#### TASK MATERIAL
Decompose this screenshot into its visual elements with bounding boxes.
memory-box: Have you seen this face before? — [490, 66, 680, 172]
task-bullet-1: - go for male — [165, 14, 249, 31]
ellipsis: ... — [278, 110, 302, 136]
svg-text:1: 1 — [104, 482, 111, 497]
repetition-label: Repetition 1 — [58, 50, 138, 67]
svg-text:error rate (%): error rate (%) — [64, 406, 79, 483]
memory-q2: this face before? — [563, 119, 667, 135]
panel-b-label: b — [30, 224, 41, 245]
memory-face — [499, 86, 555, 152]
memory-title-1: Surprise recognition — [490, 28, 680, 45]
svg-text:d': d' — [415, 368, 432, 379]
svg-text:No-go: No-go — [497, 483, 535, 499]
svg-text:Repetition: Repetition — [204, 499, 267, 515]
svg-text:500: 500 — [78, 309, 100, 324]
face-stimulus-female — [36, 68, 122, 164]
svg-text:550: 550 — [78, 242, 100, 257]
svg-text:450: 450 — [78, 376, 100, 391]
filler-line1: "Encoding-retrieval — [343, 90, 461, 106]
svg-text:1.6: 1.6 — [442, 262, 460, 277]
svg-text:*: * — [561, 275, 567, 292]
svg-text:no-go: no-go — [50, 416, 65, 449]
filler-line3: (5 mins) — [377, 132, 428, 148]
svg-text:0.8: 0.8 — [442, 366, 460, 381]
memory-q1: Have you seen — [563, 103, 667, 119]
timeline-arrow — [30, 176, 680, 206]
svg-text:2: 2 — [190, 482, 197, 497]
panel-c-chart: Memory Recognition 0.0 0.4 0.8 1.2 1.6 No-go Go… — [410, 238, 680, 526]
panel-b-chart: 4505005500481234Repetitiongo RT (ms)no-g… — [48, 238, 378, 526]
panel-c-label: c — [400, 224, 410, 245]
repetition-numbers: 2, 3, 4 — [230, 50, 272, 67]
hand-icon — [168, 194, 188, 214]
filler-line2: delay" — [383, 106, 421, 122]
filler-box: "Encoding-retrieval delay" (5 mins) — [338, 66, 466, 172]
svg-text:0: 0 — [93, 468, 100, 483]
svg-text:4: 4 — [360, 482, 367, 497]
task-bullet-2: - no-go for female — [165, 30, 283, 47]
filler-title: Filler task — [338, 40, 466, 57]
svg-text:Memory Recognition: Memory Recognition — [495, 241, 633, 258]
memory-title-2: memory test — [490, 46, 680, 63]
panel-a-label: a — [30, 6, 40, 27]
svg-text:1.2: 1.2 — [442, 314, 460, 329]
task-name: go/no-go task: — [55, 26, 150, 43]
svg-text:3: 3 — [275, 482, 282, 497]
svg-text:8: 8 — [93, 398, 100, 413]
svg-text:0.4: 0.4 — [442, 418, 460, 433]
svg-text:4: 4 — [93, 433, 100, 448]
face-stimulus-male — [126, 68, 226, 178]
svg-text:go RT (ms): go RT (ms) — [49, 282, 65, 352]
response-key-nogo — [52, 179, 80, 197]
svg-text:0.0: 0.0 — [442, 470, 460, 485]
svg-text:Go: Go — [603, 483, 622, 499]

#### WRITTEN EXERCISE
How many lines in the items above contain the word "Have"? Reply with the number alone.

#### RESPONSE BELOW
2